** What to do **
Check each line of the material for the string "name", then give only how many lines have it.

** Working data **

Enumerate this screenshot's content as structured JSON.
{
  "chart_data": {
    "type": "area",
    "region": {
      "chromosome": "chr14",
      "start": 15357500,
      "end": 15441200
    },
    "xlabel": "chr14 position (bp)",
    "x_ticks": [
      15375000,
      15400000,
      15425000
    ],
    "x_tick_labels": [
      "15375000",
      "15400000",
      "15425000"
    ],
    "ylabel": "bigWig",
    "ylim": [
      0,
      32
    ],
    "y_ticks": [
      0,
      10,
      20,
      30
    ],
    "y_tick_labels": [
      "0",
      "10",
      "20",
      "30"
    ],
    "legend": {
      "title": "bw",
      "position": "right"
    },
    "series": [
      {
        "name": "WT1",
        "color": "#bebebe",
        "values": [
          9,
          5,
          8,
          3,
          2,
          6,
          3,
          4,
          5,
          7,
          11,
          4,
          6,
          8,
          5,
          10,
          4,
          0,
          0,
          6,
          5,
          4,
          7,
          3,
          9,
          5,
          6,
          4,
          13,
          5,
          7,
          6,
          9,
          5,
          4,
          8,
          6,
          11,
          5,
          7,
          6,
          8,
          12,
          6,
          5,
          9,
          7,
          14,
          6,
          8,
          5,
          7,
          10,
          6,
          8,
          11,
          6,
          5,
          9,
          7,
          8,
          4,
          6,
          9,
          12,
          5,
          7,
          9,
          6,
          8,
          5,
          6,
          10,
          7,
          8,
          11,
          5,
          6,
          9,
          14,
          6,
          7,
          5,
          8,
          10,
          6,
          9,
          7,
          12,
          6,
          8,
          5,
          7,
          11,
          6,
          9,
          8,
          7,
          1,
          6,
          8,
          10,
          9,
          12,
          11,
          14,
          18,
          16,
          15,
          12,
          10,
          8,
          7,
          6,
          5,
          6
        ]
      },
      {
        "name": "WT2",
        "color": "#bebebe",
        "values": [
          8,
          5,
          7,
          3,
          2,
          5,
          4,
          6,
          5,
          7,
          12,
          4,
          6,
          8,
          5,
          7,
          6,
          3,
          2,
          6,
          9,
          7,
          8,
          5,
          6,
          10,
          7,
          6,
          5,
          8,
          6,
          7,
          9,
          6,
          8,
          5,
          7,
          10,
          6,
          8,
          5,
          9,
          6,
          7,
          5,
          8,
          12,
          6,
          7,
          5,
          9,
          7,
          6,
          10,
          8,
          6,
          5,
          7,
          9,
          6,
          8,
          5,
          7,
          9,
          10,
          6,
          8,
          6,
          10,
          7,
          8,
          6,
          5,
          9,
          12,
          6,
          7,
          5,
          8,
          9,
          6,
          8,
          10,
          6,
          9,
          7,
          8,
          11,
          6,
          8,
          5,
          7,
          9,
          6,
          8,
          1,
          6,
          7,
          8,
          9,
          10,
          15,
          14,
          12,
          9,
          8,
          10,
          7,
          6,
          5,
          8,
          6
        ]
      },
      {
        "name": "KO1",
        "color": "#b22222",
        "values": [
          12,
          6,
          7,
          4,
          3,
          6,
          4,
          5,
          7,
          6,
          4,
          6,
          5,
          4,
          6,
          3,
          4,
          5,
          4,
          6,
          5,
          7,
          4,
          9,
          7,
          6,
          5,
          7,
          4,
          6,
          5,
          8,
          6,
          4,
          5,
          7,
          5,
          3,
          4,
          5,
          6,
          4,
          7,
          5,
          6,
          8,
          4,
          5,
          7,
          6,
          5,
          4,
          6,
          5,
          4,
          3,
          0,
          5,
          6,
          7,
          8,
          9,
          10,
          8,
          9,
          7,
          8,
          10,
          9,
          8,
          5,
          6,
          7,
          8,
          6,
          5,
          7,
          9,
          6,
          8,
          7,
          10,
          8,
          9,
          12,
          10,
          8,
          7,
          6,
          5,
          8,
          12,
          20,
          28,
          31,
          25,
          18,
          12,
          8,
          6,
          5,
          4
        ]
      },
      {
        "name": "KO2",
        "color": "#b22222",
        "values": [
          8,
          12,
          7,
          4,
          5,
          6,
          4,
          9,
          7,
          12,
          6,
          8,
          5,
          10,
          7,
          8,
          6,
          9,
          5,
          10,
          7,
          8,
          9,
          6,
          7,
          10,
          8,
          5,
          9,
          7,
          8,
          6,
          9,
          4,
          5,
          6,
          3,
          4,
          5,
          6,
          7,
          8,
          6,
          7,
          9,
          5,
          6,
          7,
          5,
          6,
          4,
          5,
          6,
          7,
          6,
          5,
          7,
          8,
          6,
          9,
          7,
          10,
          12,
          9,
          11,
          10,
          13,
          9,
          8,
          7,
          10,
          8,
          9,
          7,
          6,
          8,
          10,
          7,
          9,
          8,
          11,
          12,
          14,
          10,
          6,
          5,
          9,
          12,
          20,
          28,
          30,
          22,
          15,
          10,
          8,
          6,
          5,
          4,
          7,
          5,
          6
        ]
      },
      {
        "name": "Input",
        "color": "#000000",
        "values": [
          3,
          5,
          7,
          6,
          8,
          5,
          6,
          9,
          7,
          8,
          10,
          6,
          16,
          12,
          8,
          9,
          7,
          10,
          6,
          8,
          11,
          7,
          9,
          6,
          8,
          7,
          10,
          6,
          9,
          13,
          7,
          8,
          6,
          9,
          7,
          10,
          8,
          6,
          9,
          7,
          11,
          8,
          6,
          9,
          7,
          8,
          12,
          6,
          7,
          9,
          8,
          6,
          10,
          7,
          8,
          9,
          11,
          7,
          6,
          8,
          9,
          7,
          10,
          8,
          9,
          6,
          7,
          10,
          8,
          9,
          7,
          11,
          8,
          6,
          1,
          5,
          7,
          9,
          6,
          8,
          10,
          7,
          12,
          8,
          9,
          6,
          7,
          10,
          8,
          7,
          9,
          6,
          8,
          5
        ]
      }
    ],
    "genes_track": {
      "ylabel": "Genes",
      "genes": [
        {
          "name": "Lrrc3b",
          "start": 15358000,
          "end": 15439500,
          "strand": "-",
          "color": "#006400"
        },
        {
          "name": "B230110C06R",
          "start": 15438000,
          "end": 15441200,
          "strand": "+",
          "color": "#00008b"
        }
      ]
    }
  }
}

** Task response **
7